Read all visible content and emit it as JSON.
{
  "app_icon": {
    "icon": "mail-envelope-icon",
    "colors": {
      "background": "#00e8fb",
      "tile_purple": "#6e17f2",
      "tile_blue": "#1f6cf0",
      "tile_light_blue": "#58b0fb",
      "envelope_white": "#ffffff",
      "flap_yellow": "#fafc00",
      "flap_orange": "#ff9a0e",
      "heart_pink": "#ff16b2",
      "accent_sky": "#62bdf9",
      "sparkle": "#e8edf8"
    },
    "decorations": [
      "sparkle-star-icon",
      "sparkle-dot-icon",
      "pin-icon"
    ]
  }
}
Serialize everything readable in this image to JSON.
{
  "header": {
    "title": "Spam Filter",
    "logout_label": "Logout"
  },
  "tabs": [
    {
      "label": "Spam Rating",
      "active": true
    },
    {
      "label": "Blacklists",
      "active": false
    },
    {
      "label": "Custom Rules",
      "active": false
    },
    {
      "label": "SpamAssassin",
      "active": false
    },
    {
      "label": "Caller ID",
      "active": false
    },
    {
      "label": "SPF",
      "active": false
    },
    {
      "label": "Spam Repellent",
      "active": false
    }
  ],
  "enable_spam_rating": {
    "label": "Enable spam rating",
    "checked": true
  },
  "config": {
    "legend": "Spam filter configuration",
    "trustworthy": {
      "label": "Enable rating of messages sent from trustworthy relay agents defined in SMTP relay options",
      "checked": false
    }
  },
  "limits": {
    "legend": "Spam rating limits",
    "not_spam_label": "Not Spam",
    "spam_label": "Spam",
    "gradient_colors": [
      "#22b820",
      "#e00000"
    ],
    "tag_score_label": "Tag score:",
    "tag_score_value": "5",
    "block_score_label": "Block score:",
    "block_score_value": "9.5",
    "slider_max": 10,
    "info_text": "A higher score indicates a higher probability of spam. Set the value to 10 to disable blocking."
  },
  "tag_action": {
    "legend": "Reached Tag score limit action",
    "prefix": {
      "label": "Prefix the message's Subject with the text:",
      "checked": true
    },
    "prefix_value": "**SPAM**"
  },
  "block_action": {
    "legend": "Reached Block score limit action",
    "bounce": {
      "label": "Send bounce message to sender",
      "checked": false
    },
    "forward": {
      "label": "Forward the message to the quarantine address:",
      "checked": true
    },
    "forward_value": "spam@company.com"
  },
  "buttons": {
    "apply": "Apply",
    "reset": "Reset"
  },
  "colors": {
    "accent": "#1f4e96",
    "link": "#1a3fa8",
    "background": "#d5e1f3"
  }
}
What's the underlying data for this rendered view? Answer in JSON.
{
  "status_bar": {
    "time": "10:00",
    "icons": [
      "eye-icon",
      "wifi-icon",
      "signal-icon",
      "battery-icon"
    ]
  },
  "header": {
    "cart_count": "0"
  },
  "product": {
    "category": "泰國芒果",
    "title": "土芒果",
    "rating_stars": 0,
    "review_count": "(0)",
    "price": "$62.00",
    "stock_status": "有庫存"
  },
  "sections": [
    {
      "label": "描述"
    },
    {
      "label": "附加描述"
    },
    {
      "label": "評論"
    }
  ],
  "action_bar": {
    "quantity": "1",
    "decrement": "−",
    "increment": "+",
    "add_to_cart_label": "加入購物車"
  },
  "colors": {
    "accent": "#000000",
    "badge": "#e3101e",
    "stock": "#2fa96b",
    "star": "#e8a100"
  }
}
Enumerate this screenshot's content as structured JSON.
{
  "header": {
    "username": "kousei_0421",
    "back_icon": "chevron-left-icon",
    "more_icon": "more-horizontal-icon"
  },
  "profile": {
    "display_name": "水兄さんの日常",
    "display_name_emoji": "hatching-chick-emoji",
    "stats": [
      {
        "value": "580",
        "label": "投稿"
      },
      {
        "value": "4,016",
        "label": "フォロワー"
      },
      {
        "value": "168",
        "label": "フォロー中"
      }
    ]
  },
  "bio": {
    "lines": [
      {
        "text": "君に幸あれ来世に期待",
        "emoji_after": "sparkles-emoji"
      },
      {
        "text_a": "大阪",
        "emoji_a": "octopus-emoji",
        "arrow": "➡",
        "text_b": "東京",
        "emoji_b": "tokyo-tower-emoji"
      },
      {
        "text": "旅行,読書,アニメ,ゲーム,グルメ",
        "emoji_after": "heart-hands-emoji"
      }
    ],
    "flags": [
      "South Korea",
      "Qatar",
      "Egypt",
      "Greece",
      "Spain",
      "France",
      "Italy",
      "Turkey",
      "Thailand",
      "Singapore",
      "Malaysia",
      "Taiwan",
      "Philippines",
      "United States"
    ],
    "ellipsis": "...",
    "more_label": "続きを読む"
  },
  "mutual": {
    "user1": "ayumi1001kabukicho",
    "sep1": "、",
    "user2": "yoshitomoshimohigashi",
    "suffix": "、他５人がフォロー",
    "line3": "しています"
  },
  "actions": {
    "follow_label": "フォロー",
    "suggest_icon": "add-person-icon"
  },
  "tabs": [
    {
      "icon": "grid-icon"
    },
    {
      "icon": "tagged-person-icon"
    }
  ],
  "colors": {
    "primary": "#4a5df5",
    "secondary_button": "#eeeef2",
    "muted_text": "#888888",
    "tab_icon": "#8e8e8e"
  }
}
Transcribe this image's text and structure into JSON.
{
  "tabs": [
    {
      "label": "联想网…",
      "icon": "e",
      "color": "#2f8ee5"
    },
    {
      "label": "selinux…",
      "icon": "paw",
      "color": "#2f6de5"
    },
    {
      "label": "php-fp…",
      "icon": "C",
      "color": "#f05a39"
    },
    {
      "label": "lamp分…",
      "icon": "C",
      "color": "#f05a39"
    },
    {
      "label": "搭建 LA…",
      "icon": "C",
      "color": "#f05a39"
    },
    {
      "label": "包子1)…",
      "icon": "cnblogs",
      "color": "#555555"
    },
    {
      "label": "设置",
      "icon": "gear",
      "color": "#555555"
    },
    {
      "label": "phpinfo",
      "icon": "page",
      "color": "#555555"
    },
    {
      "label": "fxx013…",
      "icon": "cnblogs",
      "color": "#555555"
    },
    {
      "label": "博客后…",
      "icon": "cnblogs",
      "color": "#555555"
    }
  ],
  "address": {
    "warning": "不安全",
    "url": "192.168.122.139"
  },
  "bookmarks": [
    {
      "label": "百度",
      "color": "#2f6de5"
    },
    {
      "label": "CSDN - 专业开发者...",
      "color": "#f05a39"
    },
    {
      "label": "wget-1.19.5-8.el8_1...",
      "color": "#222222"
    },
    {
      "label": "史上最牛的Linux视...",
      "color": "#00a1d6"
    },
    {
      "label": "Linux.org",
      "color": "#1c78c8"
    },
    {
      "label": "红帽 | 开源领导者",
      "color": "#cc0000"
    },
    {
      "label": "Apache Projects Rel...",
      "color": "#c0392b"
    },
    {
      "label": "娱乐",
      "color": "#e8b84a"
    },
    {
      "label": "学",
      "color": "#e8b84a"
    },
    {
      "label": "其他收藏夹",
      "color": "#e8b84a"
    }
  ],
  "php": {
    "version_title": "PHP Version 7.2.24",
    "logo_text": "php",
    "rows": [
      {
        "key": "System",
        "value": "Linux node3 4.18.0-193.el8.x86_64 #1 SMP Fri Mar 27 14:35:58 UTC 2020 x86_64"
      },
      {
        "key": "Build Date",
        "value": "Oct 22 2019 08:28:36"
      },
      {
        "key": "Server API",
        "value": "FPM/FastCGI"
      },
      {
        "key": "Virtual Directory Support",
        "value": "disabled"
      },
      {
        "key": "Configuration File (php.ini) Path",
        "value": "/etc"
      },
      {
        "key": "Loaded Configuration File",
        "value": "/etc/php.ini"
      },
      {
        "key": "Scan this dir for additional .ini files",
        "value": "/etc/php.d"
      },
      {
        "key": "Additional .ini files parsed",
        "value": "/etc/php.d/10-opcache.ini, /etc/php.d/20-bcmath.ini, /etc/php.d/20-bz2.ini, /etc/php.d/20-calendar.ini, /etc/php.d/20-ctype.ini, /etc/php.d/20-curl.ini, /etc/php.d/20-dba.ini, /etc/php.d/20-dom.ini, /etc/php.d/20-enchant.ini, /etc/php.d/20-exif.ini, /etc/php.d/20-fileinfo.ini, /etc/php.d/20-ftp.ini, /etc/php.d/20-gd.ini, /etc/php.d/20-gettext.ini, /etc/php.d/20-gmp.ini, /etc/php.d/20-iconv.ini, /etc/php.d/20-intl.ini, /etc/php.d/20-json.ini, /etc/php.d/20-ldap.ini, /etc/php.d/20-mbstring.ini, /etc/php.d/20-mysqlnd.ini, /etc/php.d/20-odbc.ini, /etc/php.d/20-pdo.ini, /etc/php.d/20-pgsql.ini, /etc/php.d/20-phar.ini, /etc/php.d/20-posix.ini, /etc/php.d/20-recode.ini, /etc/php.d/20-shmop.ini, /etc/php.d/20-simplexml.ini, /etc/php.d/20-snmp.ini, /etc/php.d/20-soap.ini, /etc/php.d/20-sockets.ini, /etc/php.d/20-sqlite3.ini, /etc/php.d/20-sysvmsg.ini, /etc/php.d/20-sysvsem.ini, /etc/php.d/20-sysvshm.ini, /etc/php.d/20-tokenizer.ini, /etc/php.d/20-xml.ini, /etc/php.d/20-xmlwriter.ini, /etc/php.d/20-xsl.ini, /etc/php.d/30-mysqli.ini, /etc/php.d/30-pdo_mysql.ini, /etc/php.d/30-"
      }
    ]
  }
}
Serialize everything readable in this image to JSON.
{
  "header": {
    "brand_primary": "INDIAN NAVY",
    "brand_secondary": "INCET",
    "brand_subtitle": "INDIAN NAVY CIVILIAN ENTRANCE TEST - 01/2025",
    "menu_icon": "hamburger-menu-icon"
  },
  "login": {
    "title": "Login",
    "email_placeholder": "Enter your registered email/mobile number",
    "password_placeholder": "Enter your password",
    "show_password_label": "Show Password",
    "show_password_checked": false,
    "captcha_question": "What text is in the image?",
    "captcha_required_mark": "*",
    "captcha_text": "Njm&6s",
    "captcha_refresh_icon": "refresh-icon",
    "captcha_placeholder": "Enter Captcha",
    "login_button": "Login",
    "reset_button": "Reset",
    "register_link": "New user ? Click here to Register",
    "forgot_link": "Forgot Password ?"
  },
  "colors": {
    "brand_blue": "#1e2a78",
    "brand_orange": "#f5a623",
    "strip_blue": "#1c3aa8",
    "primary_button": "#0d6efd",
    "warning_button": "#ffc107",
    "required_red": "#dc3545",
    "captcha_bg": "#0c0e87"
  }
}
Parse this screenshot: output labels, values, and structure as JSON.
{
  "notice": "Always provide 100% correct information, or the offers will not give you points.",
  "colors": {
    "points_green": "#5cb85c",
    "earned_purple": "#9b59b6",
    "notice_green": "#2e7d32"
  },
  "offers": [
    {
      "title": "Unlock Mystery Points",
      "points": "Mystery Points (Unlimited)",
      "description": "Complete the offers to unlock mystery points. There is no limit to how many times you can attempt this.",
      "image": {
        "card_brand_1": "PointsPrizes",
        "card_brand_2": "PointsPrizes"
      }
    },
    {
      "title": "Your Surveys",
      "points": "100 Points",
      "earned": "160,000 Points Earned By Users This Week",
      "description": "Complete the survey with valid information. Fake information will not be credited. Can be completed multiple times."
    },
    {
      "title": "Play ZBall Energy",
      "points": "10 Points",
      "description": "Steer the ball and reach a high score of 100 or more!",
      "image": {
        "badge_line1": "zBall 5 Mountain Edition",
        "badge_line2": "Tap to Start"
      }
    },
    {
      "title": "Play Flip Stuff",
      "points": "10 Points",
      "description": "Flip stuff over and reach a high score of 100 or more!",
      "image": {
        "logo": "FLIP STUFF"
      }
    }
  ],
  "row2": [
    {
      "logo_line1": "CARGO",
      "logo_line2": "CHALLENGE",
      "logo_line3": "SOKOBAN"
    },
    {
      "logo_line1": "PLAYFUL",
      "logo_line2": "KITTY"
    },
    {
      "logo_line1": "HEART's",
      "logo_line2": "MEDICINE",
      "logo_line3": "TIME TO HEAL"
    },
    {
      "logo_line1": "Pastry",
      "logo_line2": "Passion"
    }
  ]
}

————

• [WHAT IS ASKED]
Pick out all lines from the data above in which the word "INDIAN" appears.

• [WORKED SOLUTION]
    "brand_primary": "INDIAN NAVY",
    "brand_subtitle": "INDIAN NAVY CIVILIAN ENTRANCE TEST - 01/2025",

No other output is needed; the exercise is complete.